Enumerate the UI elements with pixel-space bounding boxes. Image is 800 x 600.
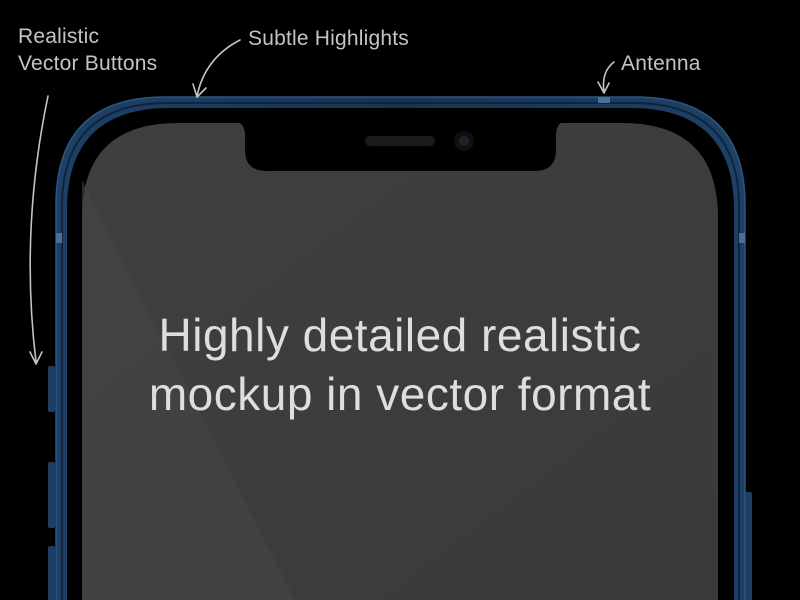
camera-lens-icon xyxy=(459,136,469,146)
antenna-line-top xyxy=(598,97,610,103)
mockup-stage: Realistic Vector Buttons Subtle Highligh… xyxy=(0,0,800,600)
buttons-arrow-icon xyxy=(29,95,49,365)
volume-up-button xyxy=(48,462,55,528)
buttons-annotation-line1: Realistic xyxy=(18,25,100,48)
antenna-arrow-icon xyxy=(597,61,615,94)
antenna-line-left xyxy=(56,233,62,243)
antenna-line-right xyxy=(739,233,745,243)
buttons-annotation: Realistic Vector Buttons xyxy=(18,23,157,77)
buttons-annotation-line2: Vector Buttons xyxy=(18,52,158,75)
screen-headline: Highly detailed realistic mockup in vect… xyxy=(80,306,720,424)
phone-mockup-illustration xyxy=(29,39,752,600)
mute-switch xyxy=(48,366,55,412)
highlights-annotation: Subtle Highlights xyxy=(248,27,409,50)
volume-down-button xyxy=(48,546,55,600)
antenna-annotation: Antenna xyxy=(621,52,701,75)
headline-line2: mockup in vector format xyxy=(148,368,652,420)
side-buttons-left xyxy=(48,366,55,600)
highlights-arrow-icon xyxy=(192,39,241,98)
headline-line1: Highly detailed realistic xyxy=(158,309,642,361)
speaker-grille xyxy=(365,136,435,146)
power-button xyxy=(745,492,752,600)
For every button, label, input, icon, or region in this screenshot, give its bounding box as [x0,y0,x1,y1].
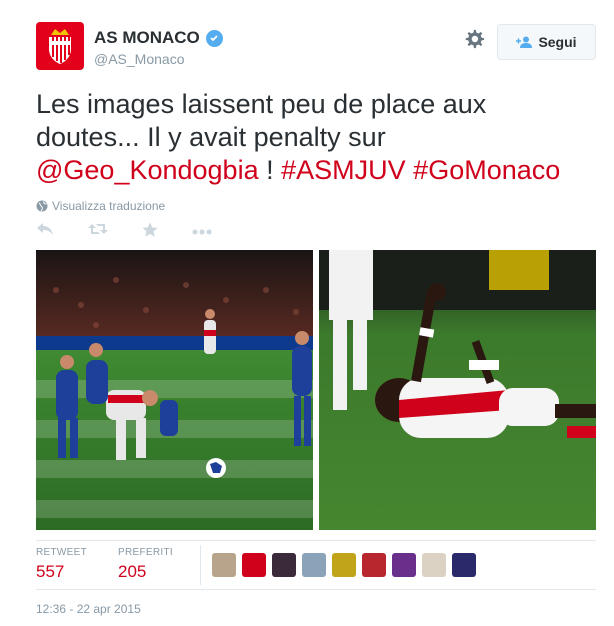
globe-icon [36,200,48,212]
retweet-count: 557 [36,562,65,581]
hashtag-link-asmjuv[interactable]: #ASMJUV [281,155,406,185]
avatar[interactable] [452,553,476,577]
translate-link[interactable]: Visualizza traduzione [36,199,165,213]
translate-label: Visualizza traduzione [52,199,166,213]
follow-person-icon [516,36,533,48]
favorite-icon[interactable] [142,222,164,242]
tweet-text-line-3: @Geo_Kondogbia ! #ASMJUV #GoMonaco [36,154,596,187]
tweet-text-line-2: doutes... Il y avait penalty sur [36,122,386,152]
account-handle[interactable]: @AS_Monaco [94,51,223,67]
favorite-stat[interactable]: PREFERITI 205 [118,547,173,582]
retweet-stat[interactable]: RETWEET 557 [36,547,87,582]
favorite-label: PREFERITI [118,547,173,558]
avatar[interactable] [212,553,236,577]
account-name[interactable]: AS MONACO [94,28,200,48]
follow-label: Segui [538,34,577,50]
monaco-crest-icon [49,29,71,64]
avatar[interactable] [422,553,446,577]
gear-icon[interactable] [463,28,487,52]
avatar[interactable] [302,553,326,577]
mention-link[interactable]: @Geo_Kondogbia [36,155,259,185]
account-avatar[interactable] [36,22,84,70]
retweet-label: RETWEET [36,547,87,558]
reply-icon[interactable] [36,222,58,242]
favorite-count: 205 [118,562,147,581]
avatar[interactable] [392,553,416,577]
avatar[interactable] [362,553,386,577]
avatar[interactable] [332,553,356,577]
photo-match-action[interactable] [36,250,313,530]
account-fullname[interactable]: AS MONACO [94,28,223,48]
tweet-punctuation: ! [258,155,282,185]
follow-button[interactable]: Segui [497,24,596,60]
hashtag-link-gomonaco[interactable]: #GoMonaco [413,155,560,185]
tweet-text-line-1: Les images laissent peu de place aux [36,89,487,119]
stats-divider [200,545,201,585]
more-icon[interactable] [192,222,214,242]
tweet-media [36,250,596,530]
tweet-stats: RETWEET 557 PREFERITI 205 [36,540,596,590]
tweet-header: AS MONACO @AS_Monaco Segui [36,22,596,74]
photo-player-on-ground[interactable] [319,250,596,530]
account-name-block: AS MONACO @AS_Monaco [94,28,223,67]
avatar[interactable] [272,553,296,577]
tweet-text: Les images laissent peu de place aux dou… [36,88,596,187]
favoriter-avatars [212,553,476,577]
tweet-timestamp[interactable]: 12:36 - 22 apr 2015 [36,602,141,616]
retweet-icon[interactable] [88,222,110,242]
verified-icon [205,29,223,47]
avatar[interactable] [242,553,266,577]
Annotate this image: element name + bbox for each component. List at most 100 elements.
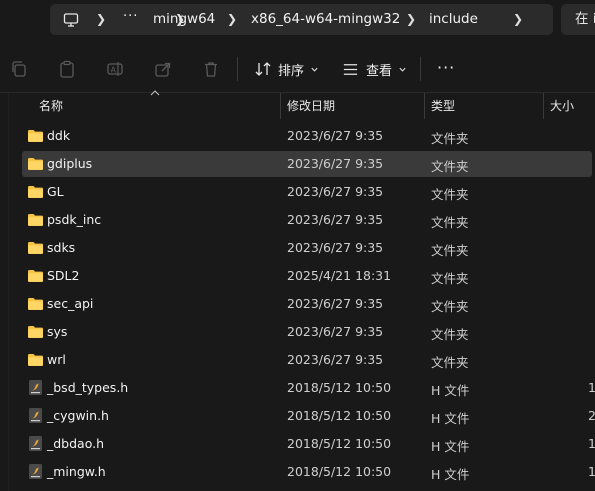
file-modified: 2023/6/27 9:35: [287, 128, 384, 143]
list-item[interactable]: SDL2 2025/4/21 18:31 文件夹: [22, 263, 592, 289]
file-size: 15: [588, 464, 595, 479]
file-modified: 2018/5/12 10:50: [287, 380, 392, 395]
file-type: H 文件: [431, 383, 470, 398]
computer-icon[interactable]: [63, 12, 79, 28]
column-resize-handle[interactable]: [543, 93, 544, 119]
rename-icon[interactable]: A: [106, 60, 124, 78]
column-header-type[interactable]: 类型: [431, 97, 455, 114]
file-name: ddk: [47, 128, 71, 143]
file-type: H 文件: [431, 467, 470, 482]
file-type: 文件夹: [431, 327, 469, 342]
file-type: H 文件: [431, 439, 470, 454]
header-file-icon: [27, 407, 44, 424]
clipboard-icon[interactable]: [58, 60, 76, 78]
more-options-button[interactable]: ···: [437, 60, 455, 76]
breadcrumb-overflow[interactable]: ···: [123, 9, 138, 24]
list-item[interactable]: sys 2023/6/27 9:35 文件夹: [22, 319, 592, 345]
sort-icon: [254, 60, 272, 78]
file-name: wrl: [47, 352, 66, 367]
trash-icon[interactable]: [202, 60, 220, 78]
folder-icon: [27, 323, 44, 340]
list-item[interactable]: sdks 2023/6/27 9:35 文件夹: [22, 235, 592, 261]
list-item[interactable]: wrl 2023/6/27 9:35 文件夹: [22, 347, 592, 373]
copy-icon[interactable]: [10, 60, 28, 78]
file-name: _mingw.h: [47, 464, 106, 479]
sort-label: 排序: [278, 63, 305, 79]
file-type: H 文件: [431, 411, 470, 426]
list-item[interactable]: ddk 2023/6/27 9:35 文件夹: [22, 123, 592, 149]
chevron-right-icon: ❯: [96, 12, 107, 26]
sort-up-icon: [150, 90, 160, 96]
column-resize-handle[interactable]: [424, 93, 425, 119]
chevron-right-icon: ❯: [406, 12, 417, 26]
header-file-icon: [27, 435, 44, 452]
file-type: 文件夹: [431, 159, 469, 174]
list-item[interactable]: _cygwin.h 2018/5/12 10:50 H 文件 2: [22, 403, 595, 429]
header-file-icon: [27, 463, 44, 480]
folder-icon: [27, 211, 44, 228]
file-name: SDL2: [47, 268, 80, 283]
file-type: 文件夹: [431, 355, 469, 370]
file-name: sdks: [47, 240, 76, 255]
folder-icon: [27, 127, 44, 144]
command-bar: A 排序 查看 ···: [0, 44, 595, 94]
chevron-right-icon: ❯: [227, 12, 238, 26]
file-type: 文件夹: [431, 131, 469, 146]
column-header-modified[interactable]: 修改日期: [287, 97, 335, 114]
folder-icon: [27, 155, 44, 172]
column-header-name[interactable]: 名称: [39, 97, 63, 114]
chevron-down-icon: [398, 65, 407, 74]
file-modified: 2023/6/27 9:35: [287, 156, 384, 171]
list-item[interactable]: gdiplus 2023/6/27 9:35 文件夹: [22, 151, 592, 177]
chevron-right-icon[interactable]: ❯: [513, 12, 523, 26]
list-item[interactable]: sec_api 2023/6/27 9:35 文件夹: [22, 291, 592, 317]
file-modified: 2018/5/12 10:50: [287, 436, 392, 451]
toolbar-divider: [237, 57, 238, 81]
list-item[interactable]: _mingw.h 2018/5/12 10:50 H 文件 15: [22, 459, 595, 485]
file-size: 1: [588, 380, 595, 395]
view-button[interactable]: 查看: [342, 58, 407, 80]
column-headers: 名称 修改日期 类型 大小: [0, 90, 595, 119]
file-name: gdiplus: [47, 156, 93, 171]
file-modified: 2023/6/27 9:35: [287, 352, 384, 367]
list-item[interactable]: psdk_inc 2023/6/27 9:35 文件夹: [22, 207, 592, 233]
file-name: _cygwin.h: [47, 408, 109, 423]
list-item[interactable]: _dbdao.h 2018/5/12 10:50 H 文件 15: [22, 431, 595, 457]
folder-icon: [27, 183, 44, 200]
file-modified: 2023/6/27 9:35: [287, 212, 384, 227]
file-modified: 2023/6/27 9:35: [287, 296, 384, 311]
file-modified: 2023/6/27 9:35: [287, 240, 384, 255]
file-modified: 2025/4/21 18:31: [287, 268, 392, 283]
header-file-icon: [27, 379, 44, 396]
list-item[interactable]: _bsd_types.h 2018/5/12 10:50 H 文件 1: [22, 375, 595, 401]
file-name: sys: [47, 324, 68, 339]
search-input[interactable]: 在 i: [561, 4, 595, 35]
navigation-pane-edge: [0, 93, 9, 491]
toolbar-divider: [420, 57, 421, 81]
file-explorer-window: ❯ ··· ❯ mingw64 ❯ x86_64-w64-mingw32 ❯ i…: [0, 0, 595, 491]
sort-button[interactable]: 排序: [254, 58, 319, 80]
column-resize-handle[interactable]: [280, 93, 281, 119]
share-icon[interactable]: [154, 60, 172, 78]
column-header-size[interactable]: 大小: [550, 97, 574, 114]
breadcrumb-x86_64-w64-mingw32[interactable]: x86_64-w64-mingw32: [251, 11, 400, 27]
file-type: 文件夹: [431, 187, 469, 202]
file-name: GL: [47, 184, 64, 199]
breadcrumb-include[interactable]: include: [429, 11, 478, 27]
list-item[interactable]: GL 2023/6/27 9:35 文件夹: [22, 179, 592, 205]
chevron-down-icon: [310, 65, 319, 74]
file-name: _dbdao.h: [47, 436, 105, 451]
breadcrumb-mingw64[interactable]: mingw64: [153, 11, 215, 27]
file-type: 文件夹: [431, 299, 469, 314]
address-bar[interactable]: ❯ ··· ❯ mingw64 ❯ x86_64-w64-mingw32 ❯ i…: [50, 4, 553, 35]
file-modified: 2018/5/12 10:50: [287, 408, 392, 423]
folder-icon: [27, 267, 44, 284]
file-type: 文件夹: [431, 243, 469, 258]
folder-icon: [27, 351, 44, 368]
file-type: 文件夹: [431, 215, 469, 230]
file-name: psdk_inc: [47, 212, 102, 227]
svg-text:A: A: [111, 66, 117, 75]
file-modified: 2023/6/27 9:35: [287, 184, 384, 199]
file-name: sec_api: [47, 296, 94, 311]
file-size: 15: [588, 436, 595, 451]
----------
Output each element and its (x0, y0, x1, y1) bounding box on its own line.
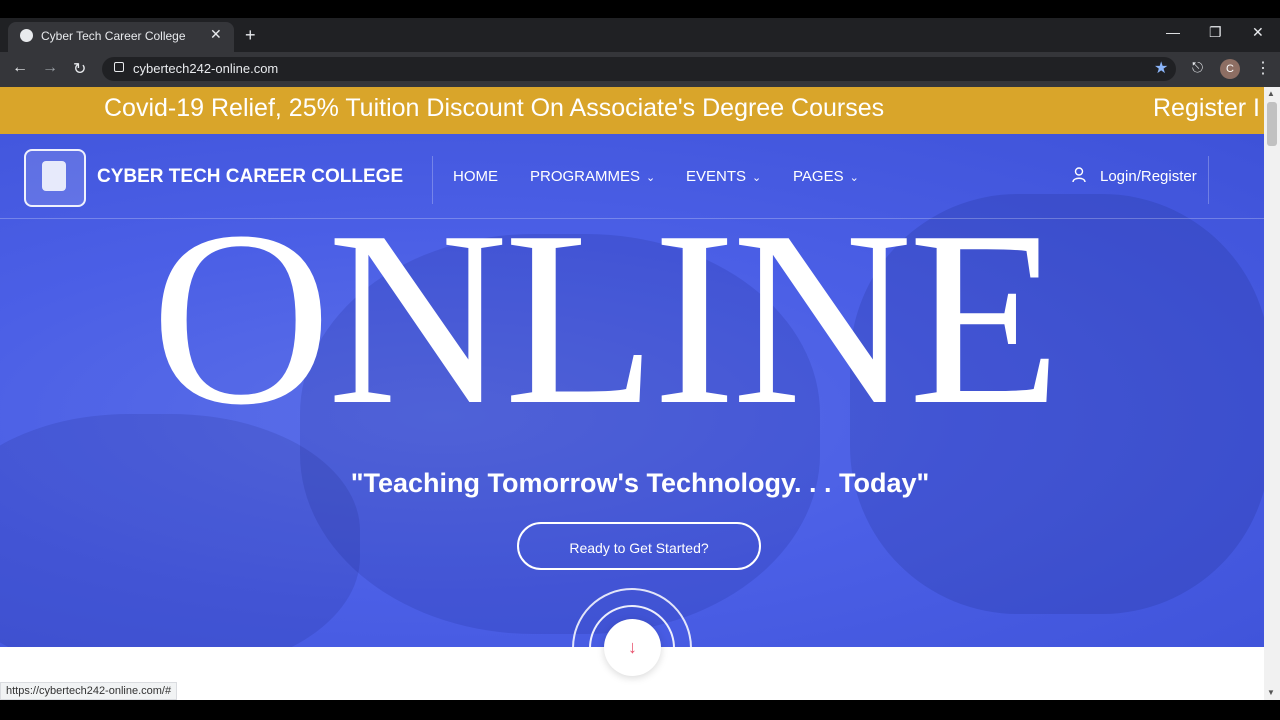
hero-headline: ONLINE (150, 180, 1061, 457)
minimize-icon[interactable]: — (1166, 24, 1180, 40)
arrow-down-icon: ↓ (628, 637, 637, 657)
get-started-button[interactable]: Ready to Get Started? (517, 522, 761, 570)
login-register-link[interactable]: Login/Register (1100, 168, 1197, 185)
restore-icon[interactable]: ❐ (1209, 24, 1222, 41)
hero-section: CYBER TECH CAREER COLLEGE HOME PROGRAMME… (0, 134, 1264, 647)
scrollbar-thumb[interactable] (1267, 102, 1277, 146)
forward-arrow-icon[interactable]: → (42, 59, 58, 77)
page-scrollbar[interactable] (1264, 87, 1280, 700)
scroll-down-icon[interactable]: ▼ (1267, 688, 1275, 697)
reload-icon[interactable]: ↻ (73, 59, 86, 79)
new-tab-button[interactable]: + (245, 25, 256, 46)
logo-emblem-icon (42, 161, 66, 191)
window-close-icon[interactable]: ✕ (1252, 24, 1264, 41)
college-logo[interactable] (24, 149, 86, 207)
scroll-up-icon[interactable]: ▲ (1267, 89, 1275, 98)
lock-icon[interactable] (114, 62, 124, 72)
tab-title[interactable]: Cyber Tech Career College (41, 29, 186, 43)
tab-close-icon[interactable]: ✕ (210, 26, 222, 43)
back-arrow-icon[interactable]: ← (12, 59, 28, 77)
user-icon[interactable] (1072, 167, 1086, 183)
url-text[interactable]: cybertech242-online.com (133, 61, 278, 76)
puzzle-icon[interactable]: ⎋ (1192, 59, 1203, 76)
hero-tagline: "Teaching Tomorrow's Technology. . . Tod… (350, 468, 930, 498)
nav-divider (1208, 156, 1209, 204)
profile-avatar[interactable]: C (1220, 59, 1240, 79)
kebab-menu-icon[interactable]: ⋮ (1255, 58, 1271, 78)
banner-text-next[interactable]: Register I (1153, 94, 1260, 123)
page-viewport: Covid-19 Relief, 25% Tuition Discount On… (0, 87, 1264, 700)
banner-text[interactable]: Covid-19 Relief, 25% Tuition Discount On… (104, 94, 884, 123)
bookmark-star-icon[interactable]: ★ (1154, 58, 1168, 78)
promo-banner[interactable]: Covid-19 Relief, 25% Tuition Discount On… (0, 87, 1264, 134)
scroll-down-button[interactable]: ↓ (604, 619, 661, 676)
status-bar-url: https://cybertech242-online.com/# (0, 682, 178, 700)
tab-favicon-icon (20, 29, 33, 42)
----------
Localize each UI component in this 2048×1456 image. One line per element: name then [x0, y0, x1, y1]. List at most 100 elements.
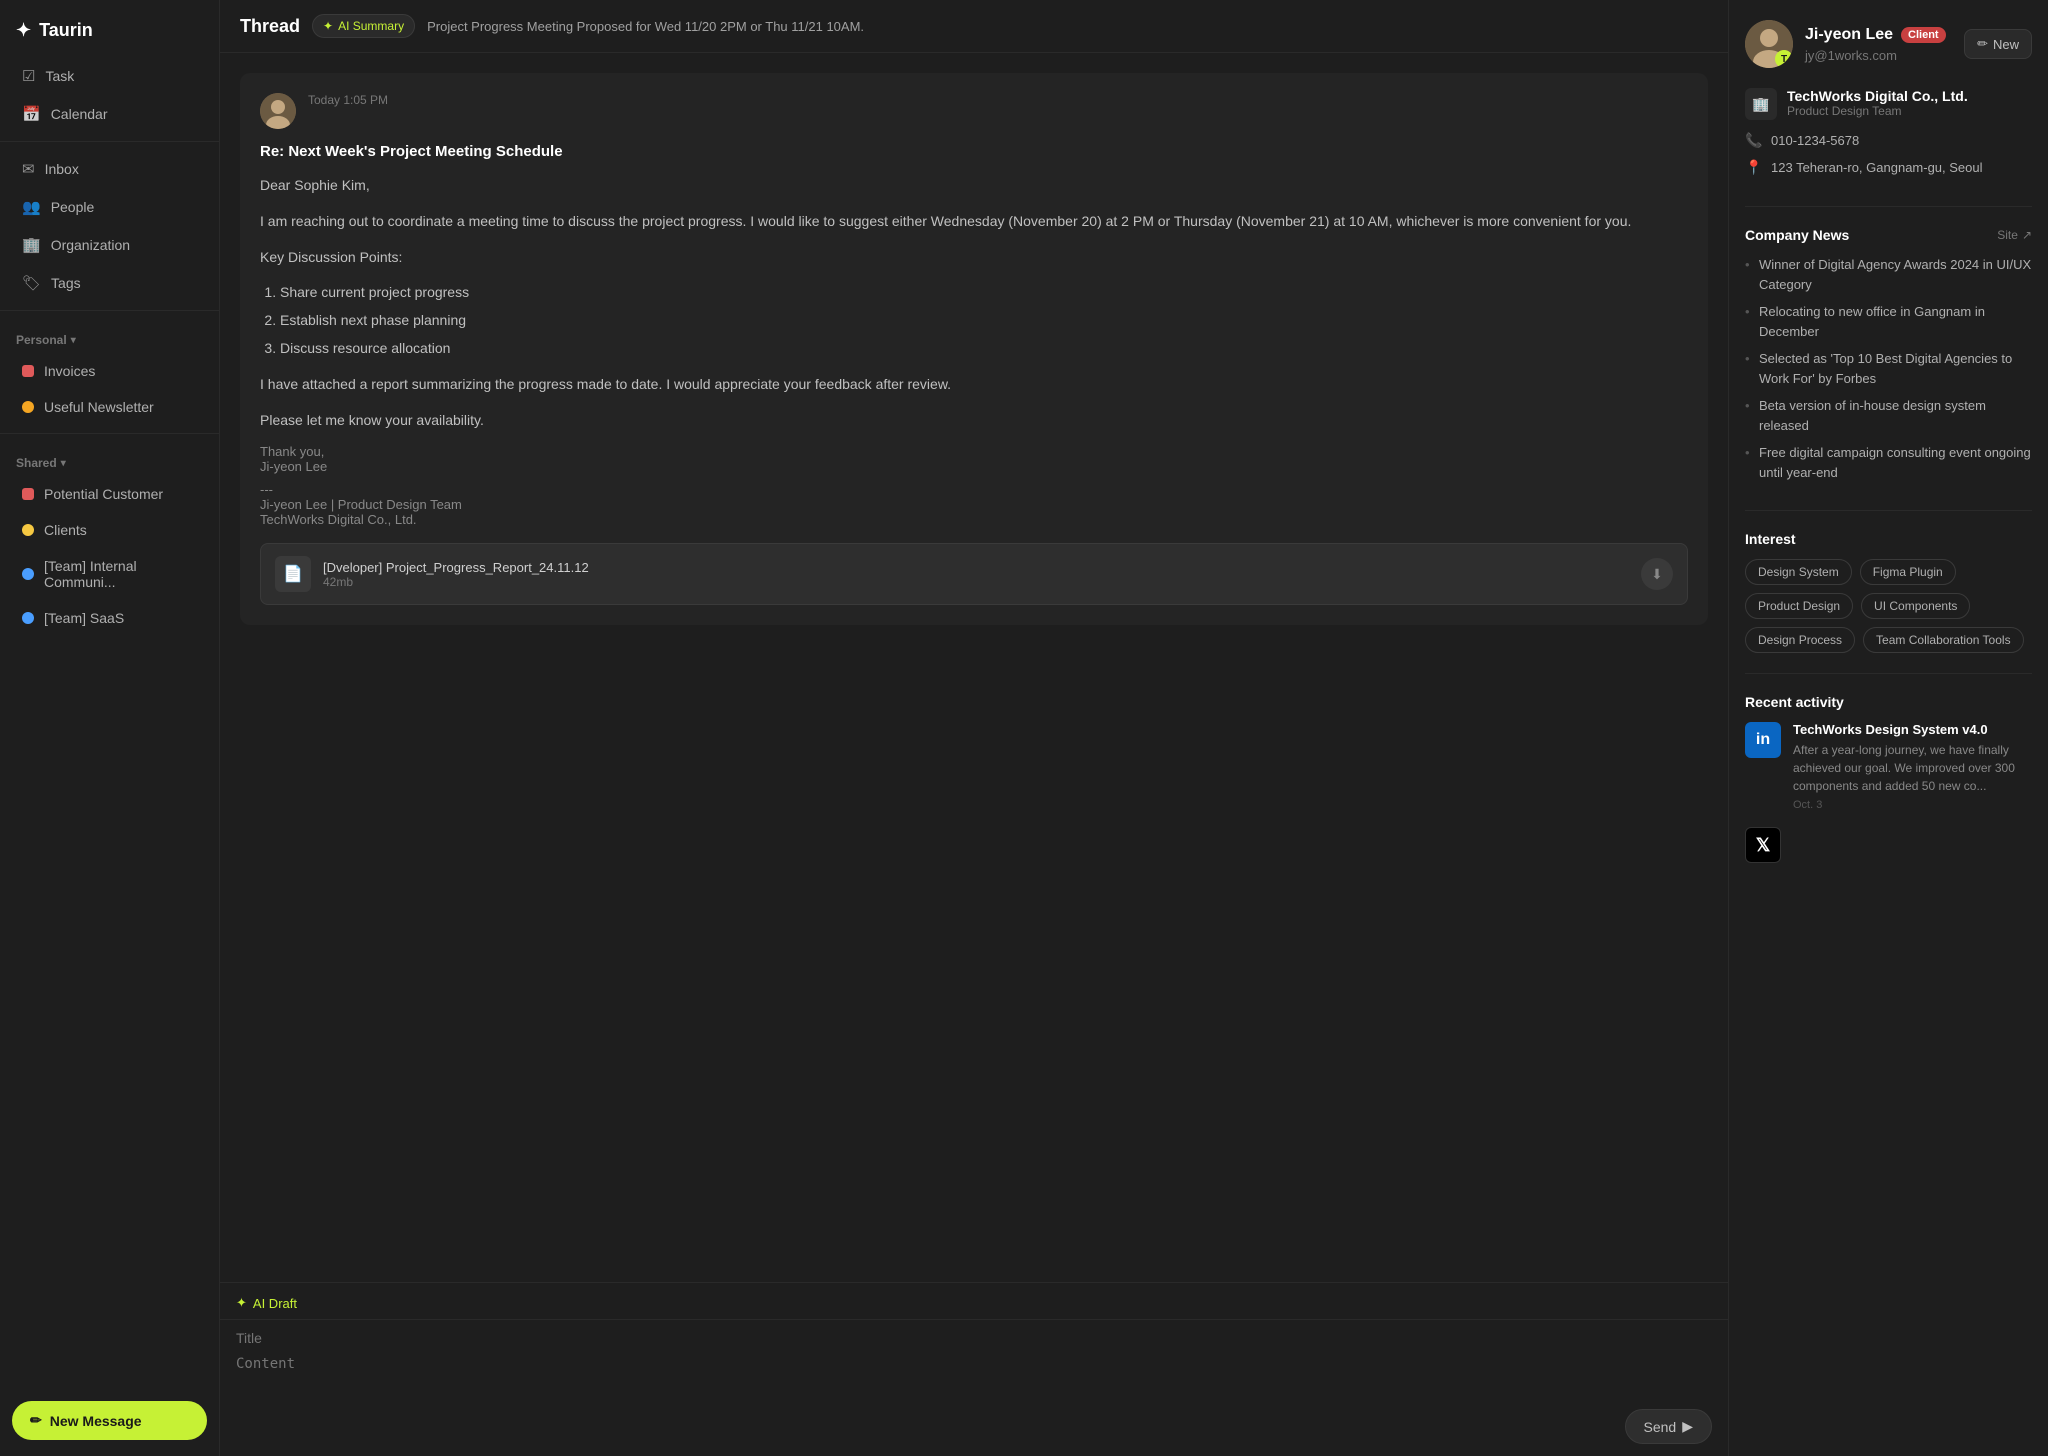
----------
- _GIVEN EXERCISE_:
Reproduce word for word the lines from the one containing "Enumerate the UI" up to and including the one containing "buttons-annotation-line2: Vector Buttons". Omit the picture from your reproduction.

- _WRITTEN REPLY_:
Enumerate the UI elements with pixel-space bounding boxes. Image is 800 x 600.
camera-lens-icon xyxy=(459,136,469,146)
antenna-line-top xyxy=(598,97,610,103)
mockup-stage: Realistic Vector Buttons Subtle Highligh… xyxy=(0,0,800,600)
buttons-arrow-icon xyxy=(29,95,49,365)
volume-up-button xyxy=(48,462,55,528)
buttons-annotation-line1: Realistic xyxy=(18,25,100,48)
antenna-arrow-icon xyxy=(597,61,615,94)
antenna-line-left xyxy=(56,233,62,243)
antenna-line-right xyxy=(739,233,745,243)
buttons-annotation: Realistic Vector Buttons xyxy=(18,23,157,77)
buttons-annotation-line2: Vector Buttons xyxy=(18,52,158,75)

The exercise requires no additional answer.